**SUPPLIED PASSAGE**:
Wednesday, 4 April 2018

Mick Moran

I was wondering how to pay tribute to Mick Moran, emeritus professor of the Department of Government at Manchester University. A fellow of the British Academy, he was one of the leading British political economists of his generation.

I first got to know Mick when he was teaching at Manchester Polytechnic and I was external examiner.

I am reproducing here a tribute by Ben Rosamond who knew him better than I did:

'It's the autumn of 1984. I'm sitting in a large lecture theatre at the University of Manchester awaiting the latest instalment of Government 1. A slightly dishevelled man in a leather jacket shuffles in stage right and proceeds to talk about the Conservative Party. It is the first time we have seen him in this first term. It proves to be the stand-out lecture of the whole course, performed apparently without notes and featuring several very funny lines, including a masterpiece of self-deprecation that references David Bowie.

Two years later, I'm assigned to the lecturer's seminar group for the final year compulsory course 'Contemporary Political Analysis'. There are eight or nine of us in the group. We fit easily into his office, which is lined with thousands of books, filed - I note approvingly - alphabetically by author. In the first session he tells us that this is the first time he has taught this class and that he will be learning with us. As if. I learn more in those sessions than in any other single class. We are guided through the classics. We read them all - Dahl, Lukes, Moore, Skocpol, Winch, Popper, Kuhn. And he is a gentle, constructive guide.

**MATERIAL SHOWN**:
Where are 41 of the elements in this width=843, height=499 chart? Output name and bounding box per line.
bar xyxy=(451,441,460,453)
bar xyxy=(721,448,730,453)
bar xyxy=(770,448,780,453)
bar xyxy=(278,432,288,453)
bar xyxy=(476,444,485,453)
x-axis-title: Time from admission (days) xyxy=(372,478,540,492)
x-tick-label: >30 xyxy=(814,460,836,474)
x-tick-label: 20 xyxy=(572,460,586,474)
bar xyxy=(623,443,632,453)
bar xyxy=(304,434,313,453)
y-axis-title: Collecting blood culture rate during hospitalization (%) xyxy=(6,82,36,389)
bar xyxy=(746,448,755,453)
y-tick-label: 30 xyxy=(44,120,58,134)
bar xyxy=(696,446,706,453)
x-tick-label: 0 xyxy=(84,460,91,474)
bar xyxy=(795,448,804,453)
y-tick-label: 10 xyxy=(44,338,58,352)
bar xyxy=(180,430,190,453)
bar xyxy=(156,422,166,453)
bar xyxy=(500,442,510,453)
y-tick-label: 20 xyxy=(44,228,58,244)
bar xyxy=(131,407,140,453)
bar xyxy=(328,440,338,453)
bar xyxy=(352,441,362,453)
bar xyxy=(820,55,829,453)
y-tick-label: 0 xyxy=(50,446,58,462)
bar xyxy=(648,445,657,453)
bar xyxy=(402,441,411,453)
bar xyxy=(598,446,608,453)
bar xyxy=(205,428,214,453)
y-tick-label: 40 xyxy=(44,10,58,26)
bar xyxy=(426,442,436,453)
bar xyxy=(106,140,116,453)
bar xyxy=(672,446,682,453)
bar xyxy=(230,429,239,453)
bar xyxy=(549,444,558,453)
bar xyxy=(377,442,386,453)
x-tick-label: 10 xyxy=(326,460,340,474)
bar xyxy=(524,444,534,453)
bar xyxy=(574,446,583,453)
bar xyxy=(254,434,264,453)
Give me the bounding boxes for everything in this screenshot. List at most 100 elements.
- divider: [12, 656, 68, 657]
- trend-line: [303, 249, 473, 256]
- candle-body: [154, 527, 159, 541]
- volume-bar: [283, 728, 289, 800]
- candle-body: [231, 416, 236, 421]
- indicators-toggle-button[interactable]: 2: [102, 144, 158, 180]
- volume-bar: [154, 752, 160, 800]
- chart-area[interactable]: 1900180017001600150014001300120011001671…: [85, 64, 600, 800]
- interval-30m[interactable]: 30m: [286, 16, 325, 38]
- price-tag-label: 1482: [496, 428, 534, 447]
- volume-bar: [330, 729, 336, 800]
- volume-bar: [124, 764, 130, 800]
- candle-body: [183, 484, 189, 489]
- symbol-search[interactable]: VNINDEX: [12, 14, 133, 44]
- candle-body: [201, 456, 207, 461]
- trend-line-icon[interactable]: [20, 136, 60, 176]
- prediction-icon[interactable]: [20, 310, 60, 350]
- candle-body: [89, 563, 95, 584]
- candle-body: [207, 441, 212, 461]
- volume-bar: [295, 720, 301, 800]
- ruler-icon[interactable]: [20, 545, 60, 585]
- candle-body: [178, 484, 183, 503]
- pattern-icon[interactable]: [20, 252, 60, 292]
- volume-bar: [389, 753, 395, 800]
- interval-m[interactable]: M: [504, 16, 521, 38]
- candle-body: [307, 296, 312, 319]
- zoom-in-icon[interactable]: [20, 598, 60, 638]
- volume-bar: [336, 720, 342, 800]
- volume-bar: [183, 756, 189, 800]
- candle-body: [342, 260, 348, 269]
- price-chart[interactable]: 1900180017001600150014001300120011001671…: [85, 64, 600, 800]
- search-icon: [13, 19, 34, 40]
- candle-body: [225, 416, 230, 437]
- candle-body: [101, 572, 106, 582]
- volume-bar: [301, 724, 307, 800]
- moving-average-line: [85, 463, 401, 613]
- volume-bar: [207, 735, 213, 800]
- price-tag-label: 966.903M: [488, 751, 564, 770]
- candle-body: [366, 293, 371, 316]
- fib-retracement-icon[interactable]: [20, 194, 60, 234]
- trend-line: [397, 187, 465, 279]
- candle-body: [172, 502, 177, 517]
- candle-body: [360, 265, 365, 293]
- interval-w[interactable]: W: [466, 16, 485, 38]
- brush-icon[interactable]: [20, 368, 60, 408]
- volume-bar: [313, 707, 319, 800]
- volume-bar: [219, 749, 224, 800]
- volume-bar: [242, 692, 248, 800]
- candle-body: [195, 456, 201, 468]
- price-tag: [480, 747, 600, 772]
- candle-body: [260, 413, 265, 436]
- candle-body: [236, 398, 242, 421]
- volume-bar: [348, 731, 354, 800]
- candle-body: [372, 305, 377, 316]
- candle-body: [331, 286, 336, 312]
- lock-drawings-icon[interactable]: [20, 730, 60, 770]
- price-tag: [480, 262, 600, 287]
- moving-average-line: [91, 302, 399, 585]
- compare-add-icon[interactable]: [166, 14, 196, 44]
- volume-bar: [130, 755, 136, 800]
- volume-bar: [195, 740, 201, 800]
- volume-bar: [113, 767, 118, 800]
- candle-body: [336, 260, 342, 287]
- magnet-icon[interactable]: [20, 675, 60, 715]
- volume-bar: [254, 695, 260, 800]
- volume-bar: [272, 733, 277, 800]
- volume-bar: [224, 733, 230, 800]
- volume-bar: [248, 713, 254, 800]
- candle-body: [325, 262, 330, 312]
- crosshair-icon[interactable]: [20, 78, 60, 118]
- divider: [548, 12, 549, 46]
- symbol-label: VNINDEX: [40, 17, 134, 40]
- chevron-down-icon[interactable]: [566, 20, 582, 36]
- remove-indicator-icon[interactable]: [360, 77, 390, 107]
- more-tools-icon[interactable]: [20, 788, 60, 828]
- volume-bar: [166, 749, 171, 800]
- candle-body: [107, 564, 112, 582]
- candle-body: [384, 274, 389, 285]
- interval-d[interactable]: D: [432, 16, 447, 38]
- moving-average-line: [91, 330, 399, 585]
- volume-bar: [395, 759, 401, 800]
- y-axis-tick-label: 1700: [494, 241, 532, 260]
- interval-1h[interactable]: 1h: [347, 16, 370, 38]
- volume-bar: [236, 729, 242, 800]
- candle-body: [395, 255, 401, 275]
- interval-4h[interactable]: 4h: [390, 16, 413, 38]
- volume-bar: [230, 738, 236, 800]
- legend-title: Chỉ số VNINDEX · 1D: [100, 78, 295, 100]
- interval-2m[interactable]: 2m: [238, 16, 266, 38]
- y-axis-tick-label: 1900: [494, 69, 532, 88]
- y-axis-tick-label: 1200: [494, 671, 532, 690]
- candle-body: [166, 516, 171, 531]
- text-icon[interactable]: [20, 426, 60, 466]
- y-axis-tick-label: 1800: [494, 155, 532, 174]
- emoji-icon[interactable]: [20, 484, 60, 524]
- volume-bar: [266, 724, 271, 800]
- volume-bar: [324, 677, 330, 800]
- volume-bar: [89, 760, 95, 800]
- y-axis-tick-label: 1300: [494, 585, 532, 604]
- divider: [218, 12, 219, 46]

**TASK DIRECTIONS**:
Reproduce the tribute to Mick Moran above verbatim, in full, from the date line to the closing sentence.

**FINISHED TASK**:
Wednesday, 4 April 2018

Mick Moran

I was wondering how to pay tribute to Mick Moran, emeritus professor of the Department of Government at Manchester University. A fellow of the British Academy, he was one of the leading British political economists of his generation.

I first got to know Mick when he was teaching at Manchester Polytechnic and I was external examiner.

I am reproducing here a tribute by Ben Rosamond who knew him better than I did:

'It's the autumn of 1984. I'm sitting in a large lecture theatre at the University of Manchester awaiting the latest instalment of Government 1. A slightly dishevelled man in a leather jacket shuffles in stage right and proceeds to talk about the Conservative Party. It is the first time we have seen him in this first term. It proves to be the stand-out lecture of the whole course, performed apparently without notes and featuring several very funny lines, including a masterpiece of self-deprecation that references David Bowie.

Two years later, I'm assigned to the lecturer's seminar group for the final year compulsory course 'Contemporary Political Analysis'. There are eight or nine of us in the group. We fit easily into his office, which is lined with thousands of books, filed - I note approvingly - alphabetically by author. In the first session he tells us that this is the first time he has taught this class and that he will be learning with us. As if. I learn more in those sessions than in any other single class. We are guided through the classics. We read them all - Dahl, Lukes, Moore, Skocpol, Winch, Popper, Kuhn. And he is a gentle, constructive guide.